» REQUIREMENT: From the entries below, gather every line containing the string "Forecast".

(Dataset records on visual material)
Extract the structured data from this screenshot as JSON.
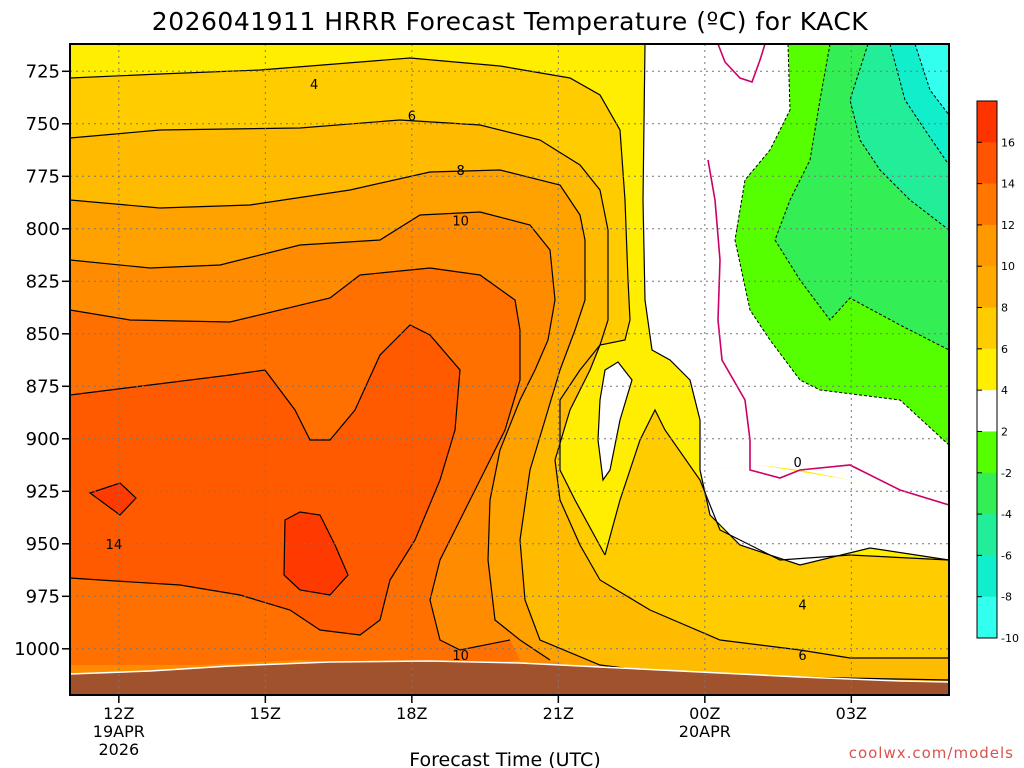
{
  "chart_data": {
    "type": "contour",
    "title": "2026041911 HRRR Forecast Temperature (ºC) for KACK",
    "xlabel": "Forecast Time (UTC)",
    "ylabel": "",
    "credit": "coolwx.com/models",
    "y_axis": {
      "ticks": [
        725,
        750,
        775,
        800,
        825,
        850,
        875,
        900,
        925,
        950,
        975,
        1000
      ],
      "labels": [
        "725",
        "750",
        "775",
        "800",
        "825",
        "850",
        "875",
        "900",
        "925",
        "950",
        "975",
        "1000"
      ],
      "range": [
        712,
        1022
      ],
      "inverted": true
    },
    "x_axis": {
      "ticks": [
        12,
        15,
        18,
        21,
        24,
        27
      ],
      "labels": [
        {
          "line1": "12Z",
          "line2": "19APR",
          "line3": "2026"
        },
        {
          "line1": "15Z",
          "line2": "",
          "line3": ""
        },
        {
          "line1": "18Z",
          "line2": "",
          "line3": ""
        },
        {
          "line1": "21Z",
          "line2": "",
          "line3": ""
        },
        {
          "line1": "00Z",
          "line2": "20APR",
          "line3": ""
        },
        {
          "line1": "03Z",
          "line2": "",
          "line3": ""
        }
      ],
      "range": [
        11,
        29
      ],
      "grid": true
    },
    "colorbar": {
      "labels": [
        "16",
        "14",
        "12",
        "10",
        "8",
        "6",
        "4",
        "2",
        "-2",
        "-4",
        "-6",
        "-8",
        "-10"
      ],
      "colors": [
        "#ff3300",
        "#ff5500",
        "#ff7700",
        "#ff9900",
        "#ffaa00",
        "#ffcc00",
        "#ffee00",
        "#ffffff",
        "#55ff00",
        "#33ee55",
        "#22ee99",
        "#11eecc",
        "#33ffee"
      ]
    },
    "contour_labels": [
      {
        "text": "4",
        "x": 16.0,
        "y": 731
      },
      {
        "text": "6",
        "x": 18.0,
        "y": 746
      },
      {
        "text": "8",
        "x": 19.0,
        "y": 772
      },
      {
        "text": "10",
        "x": 19.0,
        "y": 796
      },
      {
        "text": "14",
        "x": 11.9,
        "y": 950
      },
      {
        "text": "10",
        "x": 19.0,
        "y": 1003
      },
      {
        "text": "0",
        "x": 25.9,
        "y": 911
      },
      {
        "text": "4",
        "x": 26.0,
        "y": 979
      },
      {
        "text": "6",
        "x": 26.0,
        "y": 1003
      }
    ],
    "grid": true,
    "legend_position": "right"
  }
}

» EXERCISE RESULT:
    "title": "2026041911 HRRR Forecast Temperature (ºC) for KACK",
    "xlabel": "Forecast Time (UTC)",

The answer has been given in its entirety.